(Data excerpts)
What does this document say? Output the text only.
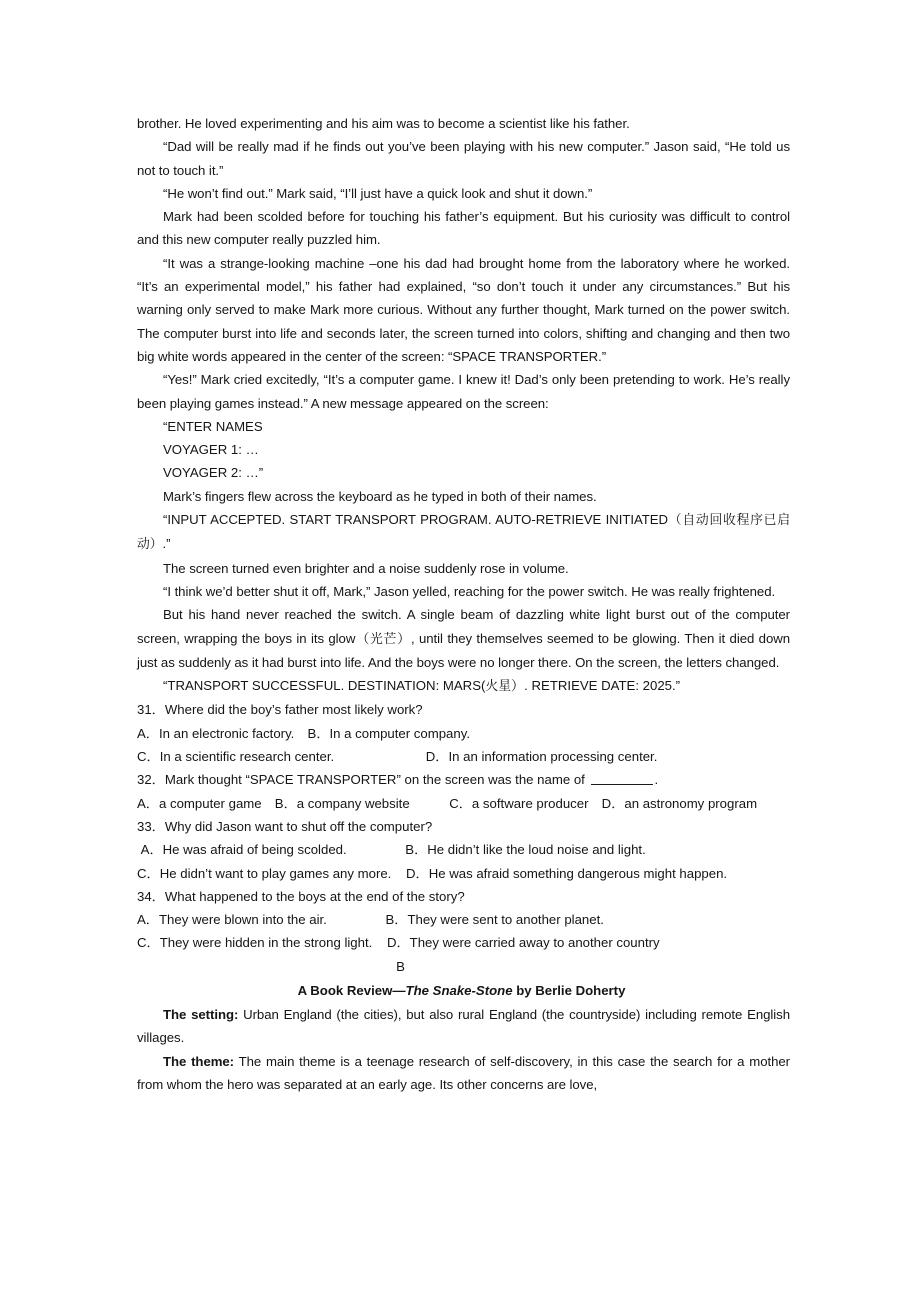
brother. He loved experimenting and his aim was to become a scientist like his father.

“Dad will be really mad if he finds out you’ve been playing with his new computer.” Jason said, “He told us not to touch it.”

“He won’t find out.” Mark said, “I’ll just have a quick look and shut it down.”

Mark had been scolded before for touching his father’s equipment. But his curiosity was difficult to control and this new computer really puzzled him.

“It was a strange-looking machine –one his dad had brought home from the laboratory where he worked. “It’s an experimental model,” his father had explained, “so don’t touch it under any circumstances.” But his warning only served to make Mark more curious. Without any further thought, Mark turned on the power switch. The computer burst into life and seconds later, the screen turned into colors, shifting and changing and then two big white words appeared in the center of the screen: “SPACE TRANSPORTER.”

“Yes!” Mark cried excitedly, “It’s a computer game. I knew it! Dad’s only been pretending to work. He’s really been playing games instead.” A new message appeared on the screen:

“ENTER NAMES

VOYAGER 1: …

VOYAGER 2: …”

Mark’s fingers flew across the keyboard as he typed in both of their names.

“INPUT ACCEPTED. START TRANSPORT PROGRAM. AUTO-RETRIEVE INITIATED（自动回收程序已启动）.”

The screen turned even brighter and a noise suddenly rose in volume.

“I think we’d better shut it off, Mark,” Jason yelled, reaching for the power switch. He was really frightened.

But his hand never reached the switch. A single beam of dazzling white light burst out of the computer screen, wrapping the boys in its glow（光芒）, until they themselves seemed to be glowing. Then it died down just as suddenly as it had burst into life. And the boys were no longer there. On the screen, the letters changed.

“TRANSPORT SUCCESSFUL. DESTINATION: MARS(火星）. RETRIEVE DATE: 2025.”

31．Where did the boy’s father most likely work?

A．In an electronic factory.　B．In a computer company.

C．In a scientific research center.                         D．In an information processing center.

32．Mark thought “SPACE TRANSPORTER” on the screen was the name of	.

A．a computer game　B．a company website　　　C．a software producer　D．an astronomy program

33．Why did Jason want to shut off the computer?

A．He was afraid of being scolded.                B．He didn’t like the loud noise and light.

C．He didn’t want to play games any more.    D．He was afraid something dangerous might happen.

34．What happened to the boys at the end of the story?

A．They were blown into the air.                B．They were sent to another planet.

C．They were hidden in the strong light.    D．They were carried away to another country

B

A Book Review—The Snake-Stone by Berlie Doherty

The setting: Urban England (the cities), but also rural England (the countryside) including remote English villages.

The theme: The main theme is a teenage research of self-discovery, in this case the search for a mother from whom the hero was separated at an early age. Its other concerns are love,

◆ **Exercise requirements**
Write out every line of the listing that holds the word "company".

◆ **Correct response**
A．In an electronic factory.　B．In a computer company.
A．a computer game　B．a company website　　　C．a software producer　D．an astronomy program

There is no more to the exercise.